> _TASK BRIEF_
Put every line of the rows below into a Markdown table with two columns, No. for a running line number and Line for the text, skipping any blank lines. Leave the pictures out.

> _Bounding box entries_
◆ ◆ ◆ ◆ ◆ ◆ ◆

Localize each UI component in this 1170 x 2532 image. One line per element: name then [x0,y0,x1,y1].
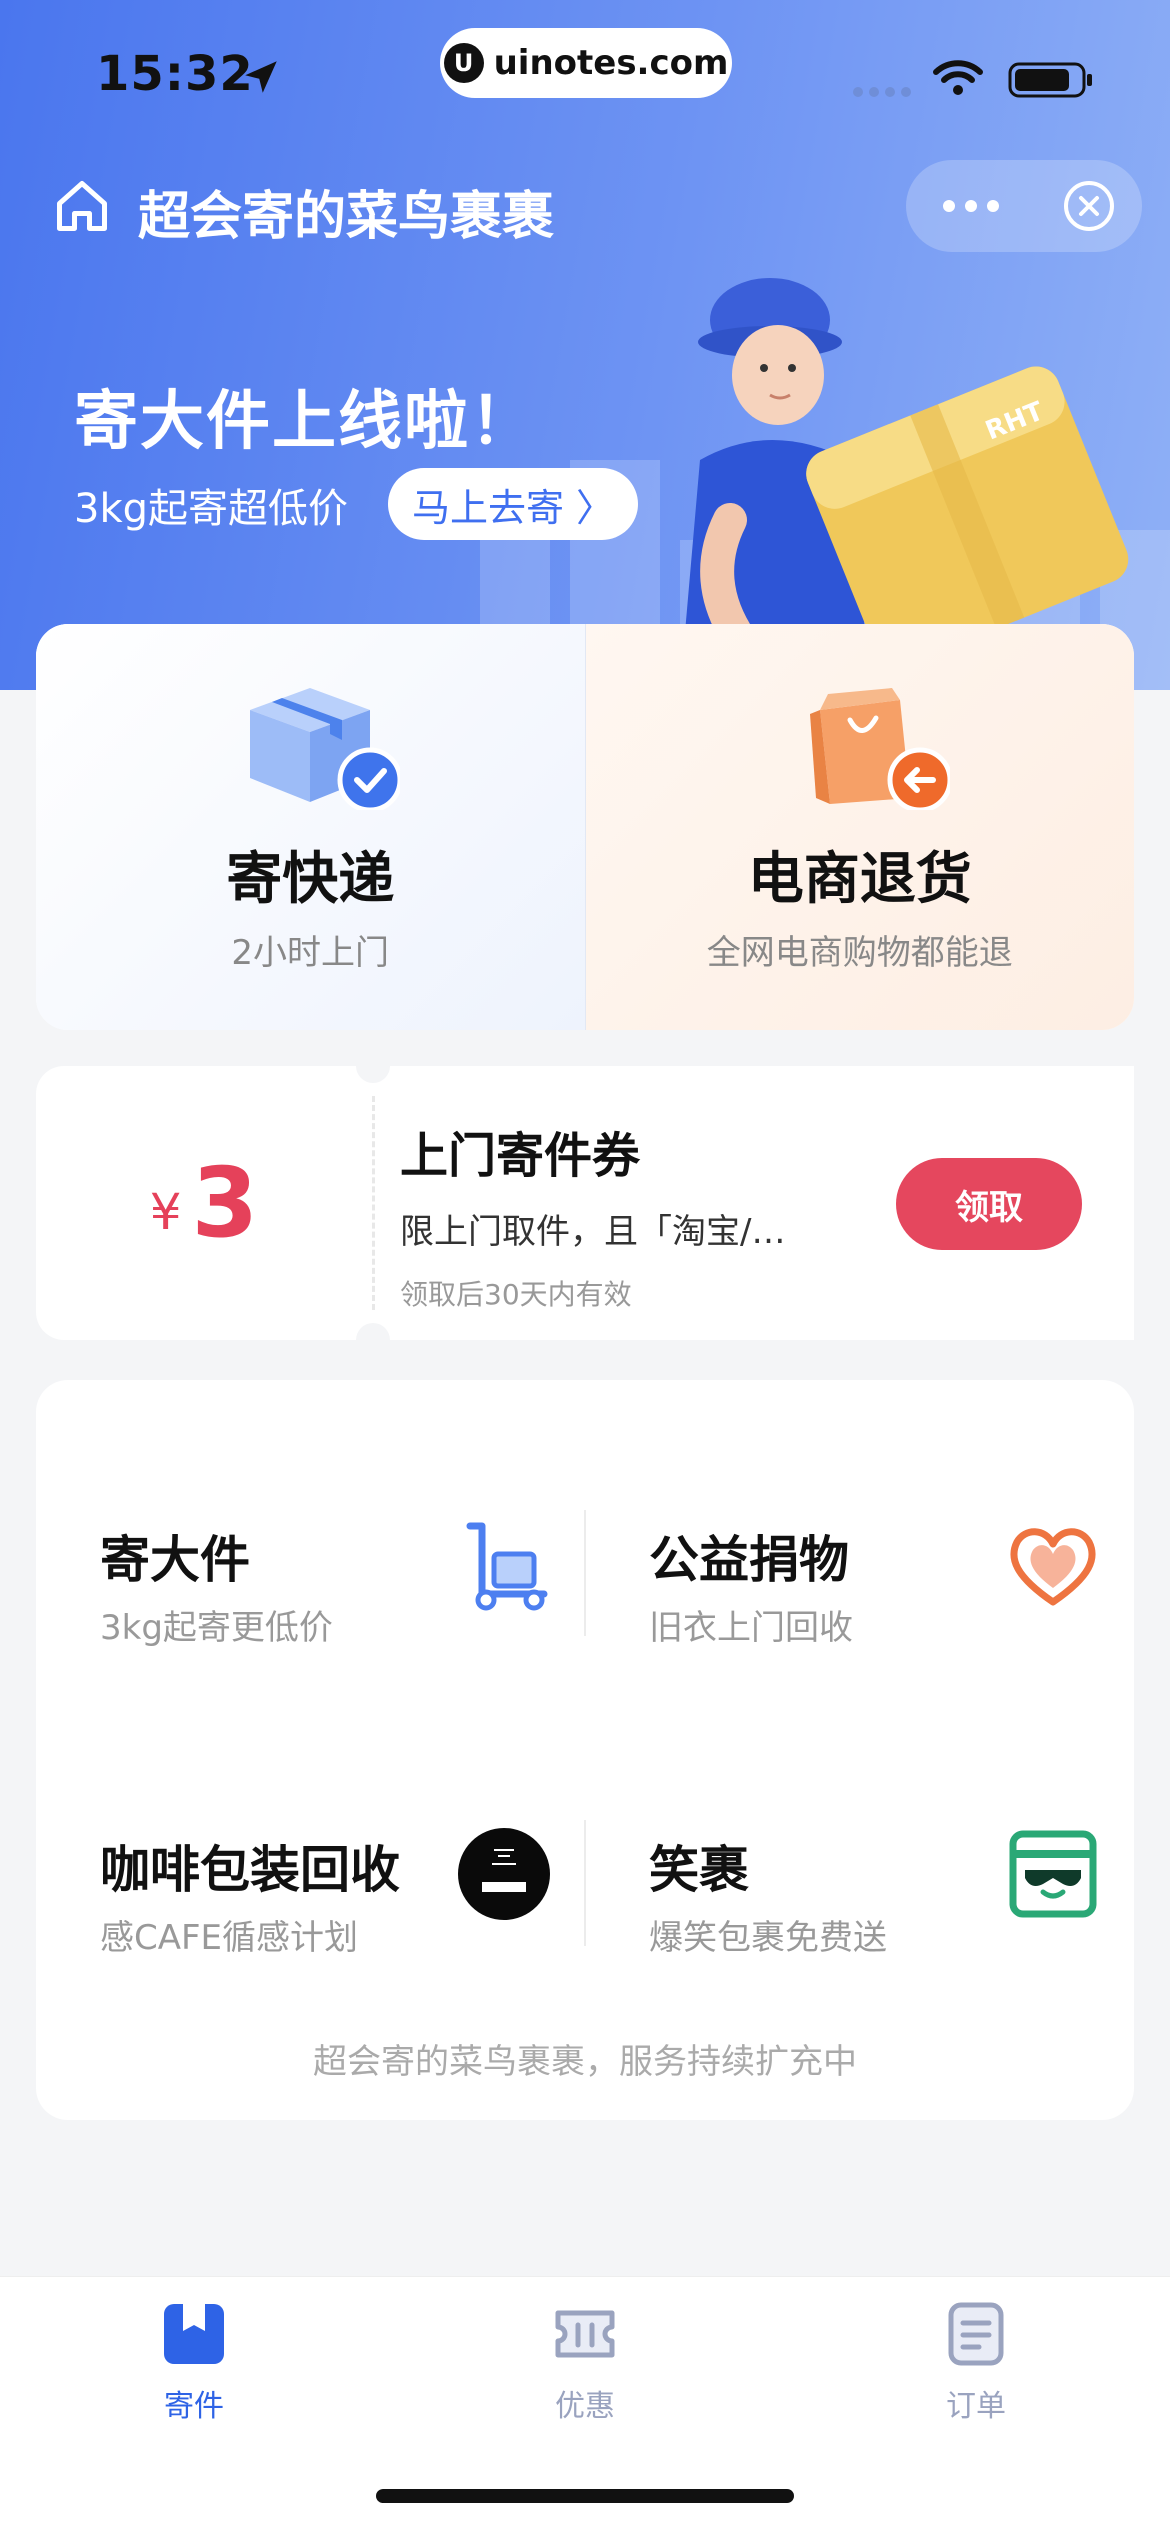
hand-truck-icon [466,1522,548,1611]
mini-program-capsule [906,160,1142,252]
wifi-icon [933,60,983,95]
bottom-tab-bar: 寄件 优惠 订单 [0,2276,1170,2532]
close-button[interactable] [1036,160,1142,252]
banner-subtitle: 3kg起寄超低价 [74,486,349,532]
tab-orders[interactable]: 订单 [876,2301,1076,2425]
tab-discount[interactable]: 优惠 [485,2301,685,2425]
coupon-value: 3 [191,1147,259,1259]
service-title: 电商退货 [747,847,972,912]
coupon-notch [356,1049,390,1083]
coupon-icon [555,2310,615,2358]
grid-item-subtitle: 3kg起寄更低价 [100,1608,333,1648]
grid-item-title: 笑裹 [649,1841,749,1899]
url-text: uinotes.com [493,43,729,83]
hero-banner[interactable]: RHT 15:32 U uinotes.com 超会寄的菜鸟裹裹 寄大件上线啦！… [0,0,1170,690]
more-dot-icon [987,200,999,212]
location-arrow-icon [245,61,277,93]
signal-icon [853,87,911,97]
battery-icon [1008,62,1092,98]
grid-item-subtitle: 感CAFE循感计划 [100,1918,359,1958]
more-dot-icon [965,200,977,212]
tab-label: 优惠 [555,2389,615,2424]
nav-bar: 超会寄的菜鸟裹裹 [0,160,1170,252]
coupon-divider [372,1096,375,1310]
url-pill[interactable]: U uinotes.com [440,28,732,98]
coupon-card: ¥ 3 上门寄件券 限上门取件，且「淘宝/… 领取后30天内有效 领取 [36,1049,1134,1357]
package-check-icon [250,688,401,810]
service-send-express[interactable]: 寄快递 2小时上门 [36,624,586,1030]
grid-item-title: 咖啡包装回收 [100,1841,400,1899]
order-list-icon [948,2302,1004,2366]
grid-item-subtitle: 旧衣上门回收 [649,1608,853,1648]
grid-item-title: 寄大件 [100,1531,250,1589]
grid-item-funny-parcel[interactable]: 笑裹 爆笑包裹免费送 [585,1790,1134,1990]
tab-label: 寄件 [164,2389,224,2424]
service-title: 寄快递 [226,847,395,912]
service-subtitle: 2小时上门 [231,933,390,973]
service-ecommerce-return[interactable]: 电商退货 全网电商购物都能退 [585,624,1134,1030]
grid-item-title: 公益捐物 [649,1531,849,1589]
home-indicator [376,2489,794,2503]
send-icon [164,2304,224,2364]
coupon-notch [356,1323,390,1357]
shopping-bag-return-icon [809,688,950,810]
page-title: 超会寄的菜鸟裹裹 [138,187,555,247]
more-button[interactable] [906,160,1036,252]
grid-item-coffee-recycle[interactable]: 咖啡包装回收 感CAFE循感计划 [36,1790,585,1990]
banner-title: 寄大件上线啦！ [74,385,536,459]
coupon-description: 限上门取件，且「淘宝/… [400,1212,786,1252]
grid-item-large-parcel[interactable]: 寄大件 3kg起寄更低价 [36,1480,585,1680]
status-bar: 15:32 U uinotes.com [0,0,1170,140]
heart-icon [1010,1528,1096,1606]
sunglasses-box-icon [1009,1830,1097,1918]
nescafe-logo-icon [458,1828,550,1920]
coupon-currency: ¥ [149,1183,182,1241]
main-services-card: 寄快递 2小时上门 电商退货 全网电商购物都能退 [36,624,1134,1030]
tab-label: 订单 [946,2389,1006,2424]
home-icon[interactable] [52,176,112,236]
more-dot-icon [943,200,955,212]
banner-cta-button[interactable]: 马上去寄 〉 [388,468,638,540]
grid-item-subtitle: 爆笑包裹免费送 [649,1918,887,1958]
more-services-card: 寄大件 3kg起寄更低价 公益捐物 旧衣上门回收 咖啡包装回收 感CAFE循感计… [36,1380,1134,2120]
grid-footer-note: 超会寄的菜鸟裹裹，服务持续扩充中 [313,2042,857,2082]
coupon-validity: 领取后30天内有效 [400,1278,632,1311]
claim-coupon-button[interactable]: 领取 [896,1158,1082,1250]
close-circle-icon [1064,181,1114,231]
coupon-amount: ¥ 3 [36,1066,372,1340]
service-subtitle: 全网电商购物都能退 [706,933,1013,973]
status-time: 15:32 [96,46,254,102]
site-logo-icon: U [443,43,484,83]
tab-send[interactable]: 寄件 [94,2301,294,2425]
grid-item-charity-donation[interactable]: 公益捐物 旧衣上门回收 [585,1480,1134,1680]
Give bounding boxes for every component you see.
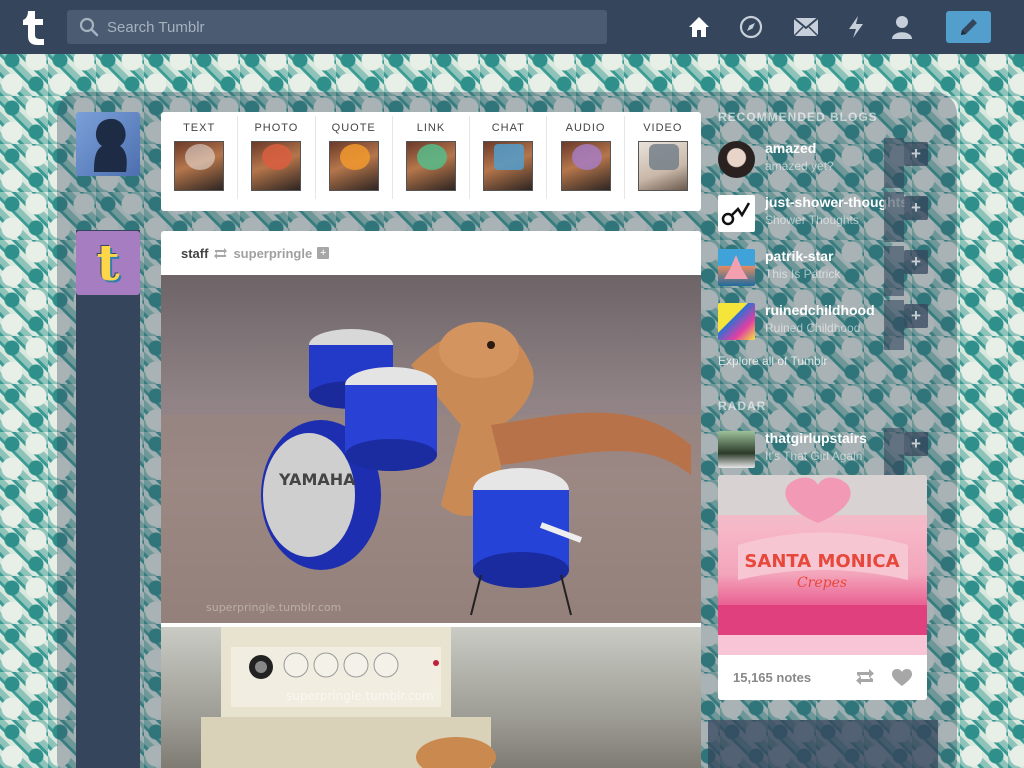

◆ ◆ ◆ ◆ ◆ ◆ ◆

> _CORRECT RESPONSE_
| No. | Line |
|---|---|
| 1 | Localize each UI component in this 1170 x 2532 image. One line per element: name then [x0,y0,x1,y1]. |
| 2 | hand-truck-icon [466,1522,548,1611] |
| 3 | mini-program-capsule [906,160,1142,252] |
| 4 | wifi-icon [933,60,983,95] |
| 5 | bottom-tab-bar: 寄件 优惠 订单 [0,2276,1170,2532] |
| 6 | close-button[interactable] [1036,160,1142,252] |
| 7 | banner-subtitle: 3kg起寄超低价 [74,486,349,532] |
| 8 | tab-orders[interactable]: 订单 [876,2301,1076,2425] |
| 9 | tab-discount[interactable]: 优惠 [485,2301,685,2425] |
| 10 | coupon-value: 3 [191,1147,259,1259] |
| 11 | service-title: 电商退货 [747,847,972,912] |
| 12 | coupon-notch [356,1049,390,1083] |
| 13 | coupon-icon [555,2310,615,2358] |
| 14 | grid-item-subtitle: 3kg起寄更低价 [100,1608,333,1648] |
| 15 | grid-item-title: 笑裹 [649,1841,749,1899] |
| 16 | url-text: uinotes.com [493,43,729,83] |
| 17 | hero-banner[interactable]: RHT 15:32 U uinotes.com 超会寄的菜鸟裹裹 寄大件上线啦！… [0,0,1170,690] |
| 18 | more-dot-icon [987,200,999,212] |
| 19 | location-arrow-icon [245,61,277,93] |
| 20 | signal-icon [853,87,911,97] |
| 21 | battery-icon [1008,62,1092,98] |
| 22 | grid-item-subtitle: 感CAFE循感计划 [100,1918,359,1958] |
| 23 | more-dot-icon [965,200,977,212] |
| 24 | tab-label: 优惠 [555,2389,615,2424] |
| 25 | nav-bar: 超会寄的菜鸟裹裹 [0,160,1170,252] |
| 26 | coupon-divider [372,1096,375,1310] |
| 27 | url-pill[interactable]: U uinotes.com [440,28,732,98] |
| 28 | coupon-card: ¥ 3 上门寄件券 限上门取件，且「淘宝/… 领取后30天内有效 领取 [36,1049,1134,1357] |
| 29 | package-check-icon [250,688,401,810] |
| 30 | service-send-express[interactable]: 寄快递 2小时上门 [36,624,586,1030] |
| 31 | grid-item-title: 咖啡包装回收 [100,1841,400,1899] |
| 32 | order-list-icon [948,2302,1004,2366] |
| 33 | grid-item-subtitle: 旧衣上门回收 [649,1608,853,1648] |
| 34 | grid-item-title: 寄大件 [100,1531,250,1589] |
| 35 | grid-item-funny-parcel[interactable]: 笑裹 爆笑包裹免费送 [585,1790,1134,1990] |
| 36 | tab-label: 寄件 [164,2389,224,2424] |
| 37 | service-title: 寄快递 [226,847,395,912] |
| 38 | service-subtitle: 2小时上门 [231,933,390,973] |
| 39 | service-ecommerce-return[interactable]: 电商退货 全网电商购物都能退 [585,624,1134,1030] |
| 40 | grid-item-title: 公益捐物 [649,1531,849,1589] |
| 41 | home-indicator [376,2489,794,2503] |
| 42 | send-icon [164,2304,224,2364] |
| 43 | coupon-notch [356,1323,390,1357] |
| 44 | shopping-bag-return-icon [809,688,950,810] |
| 45 | page-title: 超会寄的菜鸟裹裹 [138,187,555,247] |
| 46 | more-button[interactable] [906,160,1036,252] |
| 47 | grid-item-coffee-recycle[interactable]: 咖啡包装回收 感CAFE循感计划 [36,1790,585,1990] |
| 48 | banner-title: 寄大件上线啦！ [74,385,536,459] |
| 49 | coupon-description: 限上门取件，且「淘宝/… [400,1212,786,1252] |
| 50 | grid-item-large-parcel[interactable]: 寄大件 3kg起寄更低价 [36,1480,585,1680] |
| 51 | status-bar: 15:32 U uinotes.com [0,0,1170,140] |
| 52 | heart-icon [1010,1528,1096,1606] |
| 53 | sunglasses-box-icon [1009,1830,1097,1918] |
| 54 | nescafe-logo-icon [458,1828,550,1920] |
| 55 | coupon-currency: ¥ [149,1183,182,1241] |
| 56 | main-services-card: 寄快递 2小时上门 电商退货 全网电商购物都能退 [36,624,1134,1030] |
| 57 | tab-label: 订单 [946,2389,1006,2424] |
| 58 | home-icon[interactable] [52,176,112,236] |
| 59 | more-dot-icon [943,200,955,212] |
| 60 | banner-cta-button[interactable]: 马上去寄 〉 [388,468,638,540] |
| 61 | grid-item-subtitle: 爆笑包裹免费送 [649,1918,887,1958] |
| 62 | more-services-card: 寄大件 3kg起寄更低价 公益捐物 旧衣上门回收 咖啡包装回收 感CAFE循感计… [36,1380,1134,2120] |
| 63 | grid-footer-note: 超会寄的菜鸟裹裹，服务持续扩充中 [313,2042,857,2082] |
| 64 | coupon-validity: 领取后30天内有效 [400,1278,632,1311] |
| 65 | claim-coupon-button[interactable]: 领取 [896,1158,1082,1250] |
| 66 | close-circle-icon [1064,181,1114,231] |
| 67 | coupon-amount: ¥ 3 [36,1066,372,1340] |
| 68 | service-subtitle: 全网电商购物都能退 [706,933,1013,973] |
| 69 | status-time: 15:32 [96,46,254,102] |
| 70 | site-logo-icon: U [443,43,484,83] |
| 71 | tab-send[interactable]: 寄件 [94,2301,294,2425] |
| 72 | grid-item-charity-donation[interactable]: 公益捐物 旧衣上门回收 [585,1480,1134,1680] |
| 73 | Give bounding boxes for every component you see. |